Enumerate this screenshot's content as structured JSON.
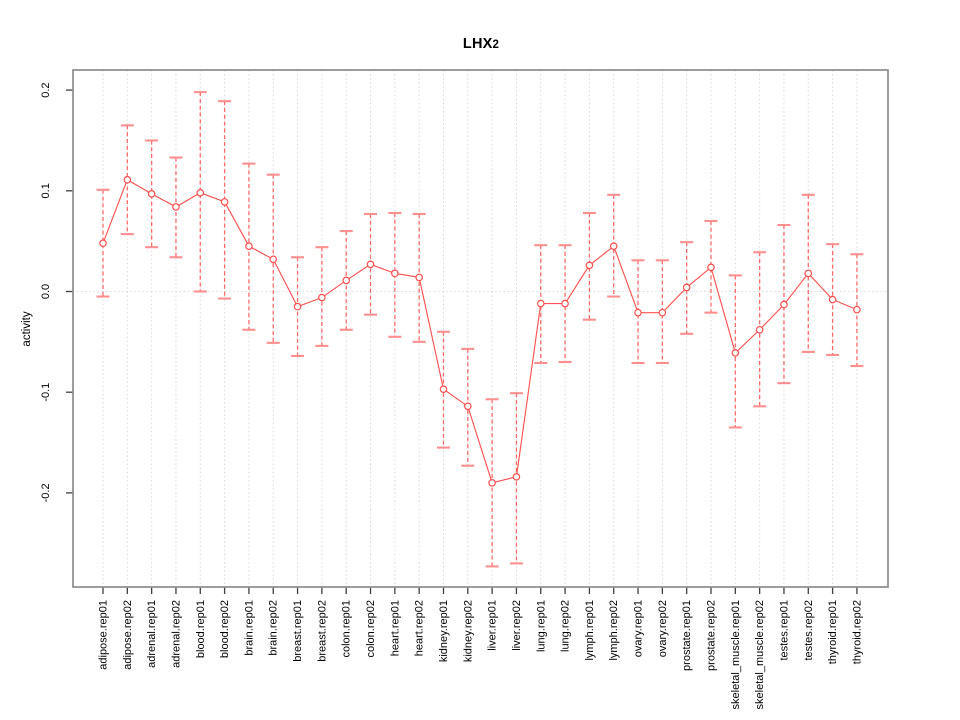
{
  "title_main": "LHX",
  "title_sub": "2",
  "chart_data": {
    "type": "line",
    "subtype": "points-with-error-bars",
    "title": "LHX2",
    "xlabel": "",
    "ylabel": "activity",
    "ylim": [
      -0.295,
      0.22
    ],
    "yticks": [
      -0.2,
      -0.1,
      0.0,
      0.1,
      0.2
    ],
    "ytick_labels": [
      "-0.2",
      "-0.1",
      "0.0",
      "0.1",
      "0.2"
    ],
    "grid": "vertical dotted gridline per category, dotted horizontal line at y=0",
    "legend_position": "none",
    "marker": "open-circle",
    "categories": [
      "adipose.rep01",
      "adipose.rep02",
      "adrenal.rep01",
      "adrenal.rep02",
      "blood.rep01",
      "blood.rep02",
      "brain.rep01",
      "brain.rep02",
      "breast.rep01",
      "breast.rep02",
      "colon.rep01",
      "colon.rep02",
      "heart.rep01",
      "heart.rep02",
      "kidney.rep01",
      "kidney.rep02",
      "liver.rep01",
      "liver.rep02",
      "lung.rep01",
      "lung.rep02",
      "lymph.rep01",
      "lymph.rep02",
      "ovary.rep01",
      "ovary.rep02",
      "prostate.rep01",
      "prostate.rep02",
      "skeletal_muscle.rep01",
      "skeletal_muscle.rep02",
      "testes.rep01",
      "testes.rep02",
      "thyroid.rep01",
      "thyroid.rep02"
    ],
    "series": [
      {
        "name": "activity",
        "values": [
          0.048,
          0.111,
          0.097,
          0.084,
          0.098,
          0.089,
          0.045,
          0.032,
          -0.015,
          -0.006,
          0.011,
          0.027,
          0.018,
          0.014,
          -0.097,
          -0.114,
          -0.19,
          -0.184,
          -0.012,
          -0.012,
          0.026,
          0.045,
          -0.021,
          -0.021,
          0.004,
          0.024,
          -0.061,
          -0.038,
          -0.013,
          0.018,
          -0.008,
          -0.018
        ],
        "error_low": [
          -0.005,
          0.057,
          0.044,
          0.034,
          0.0,
          -0.007,
          -0.038,
          -0.051,
          -0.064,
          -0.054,
          -0.038,
          -0.023,
          -0.045,
          -0.05,
          -0.155,
          -0.173,
          -0.273,
          -0.27,
          -0.071,
          -0.07,
          -0.028,
          -0.005,
          -0.071,
          -0.071,
          -0.042,
          -0.021,
          -0.135,
          -0.114,
          -0.091,
          -0.06,
          -0.063,
          -0.074
        ],
        "error_high": [
          0.101,
          0.165,
          0.15,
          0.133,
          0.198,
          0.189,
          0.127,
          0.116,
          0.034,
          0.044,
          0.06,
          0.077,
          0.078,
          0.077,
          -0.04,
          -0.057,
          -0.107,
          -0.101,
          0.046,
          0.046,
          0.078,
          0.096,
          0.031,
          0.031,
          0.049,
          0.07,
          0.016,
          0.039,
          0.066,
          0.096,
          0.047,
          0.037
        ]
      }
    ],
    "colors": {
      "series_line": "#ff5252",
      "marker_stroke": "#ff4d4d",
      "error_stem": "#ff6b6b",
      "error_cap": "#ff8f8f",
      "gridline": "#d9d9d9",
      "zero_line": "#dcdcdc",
      "plot_border": "#8c8c8c",
      "text": "#000000"
    }
  }
}
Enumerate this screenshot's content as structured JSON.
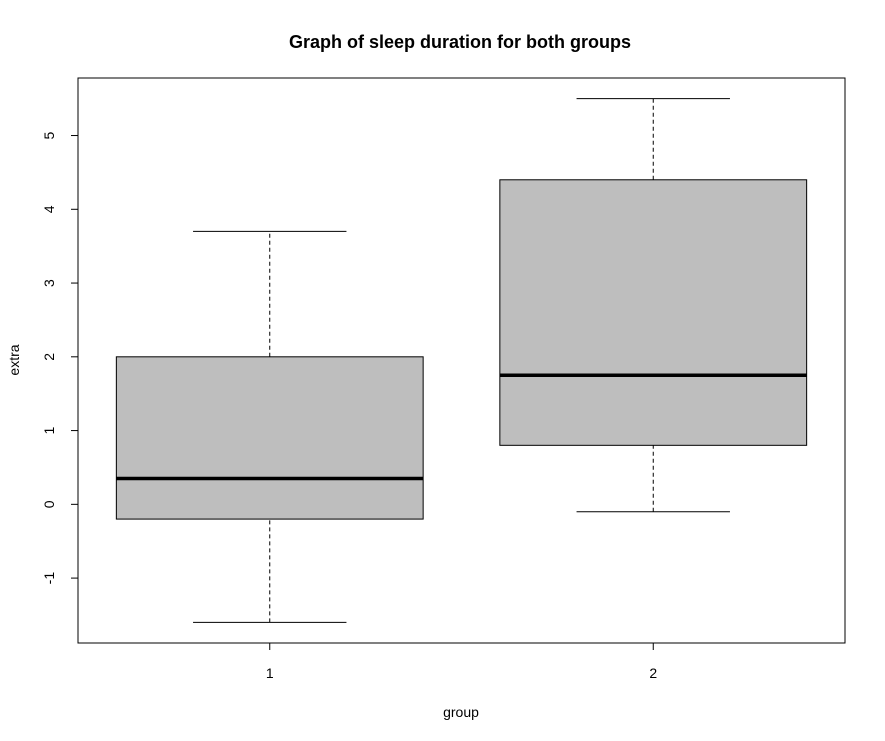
{
  "chart_data": {
    "type": "boxplot",
    "title": "Graph of sleep duration for both groups",
    "xlabel": "group",
    "ylabel": "extra",
    "categories": [
      "1",
      "2"
    ],
    "boxes": [
      {
        "category": "1",
        "whisker_low": -1.6,
        "q1": -0.2,
        "median": 0.35,
        "q3": 2.0,
        "whisker_high": 3.7
      },
      {
        "category": "2",
        "whisker_low": -0.1,
        "q1": 0.8,
        "median": 1.75,
        "q3": 4.4,
        "whisker_high": 5.5
      }
    ],
    "yticks": [
      -1,
      0,
      1,
      2,
      3,
      4,
      5
    ],
    "ylim": [
      -1.88,
      5.78
    ],
    "box_fill": "#bebebe",
    "grid": false
  }
}
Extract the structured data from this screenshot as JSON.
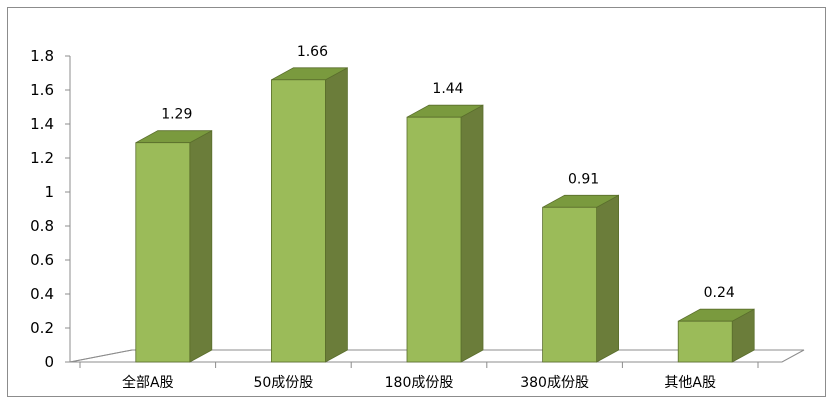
{
  "chart_data": {
    "type": "bar",
    "categories": [
      "全部A股",
      "50成份股",
      "180成份股",
      "380成份股",
      "其他A股"
    ],
    "values": [
      1.29,
      1.66,
      1.44,
      0.91,
      0.24
    ],
    "data_labels": [
      "1.29",
      "1.66",
      "1.44",
      "0.91",
      "0.24"
    ],
    "y_ticks": [
      "0",
      "0.2",
      "0.4",
      "0.6",
      "0.8",
      "1",
      "1.2",
      "1.4",
      "1.6",
      "1.8"
    ],
    "ylim": [
      0,
      1.8
    ],
    "title": "",
    "xlabel": "",
    "ylabel": "",
    "grid": false,
    "legend": "none",
    "style": "3d-column",
    "colors": {
      "bar_front": "#9bbb59",
      "bar_side": "#6b7d3a",
      "bar_top": "#7a9a3e",
      "bar_edge": "#5a6e2c",
      "axis": "#8c8c8c"
    }
  }
}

* **Objective**: List all lines holding the string "ylabel".

* **Full output**:
    "ylabel": "activity",
    "ylabel": "extra",
    "ylabel": "",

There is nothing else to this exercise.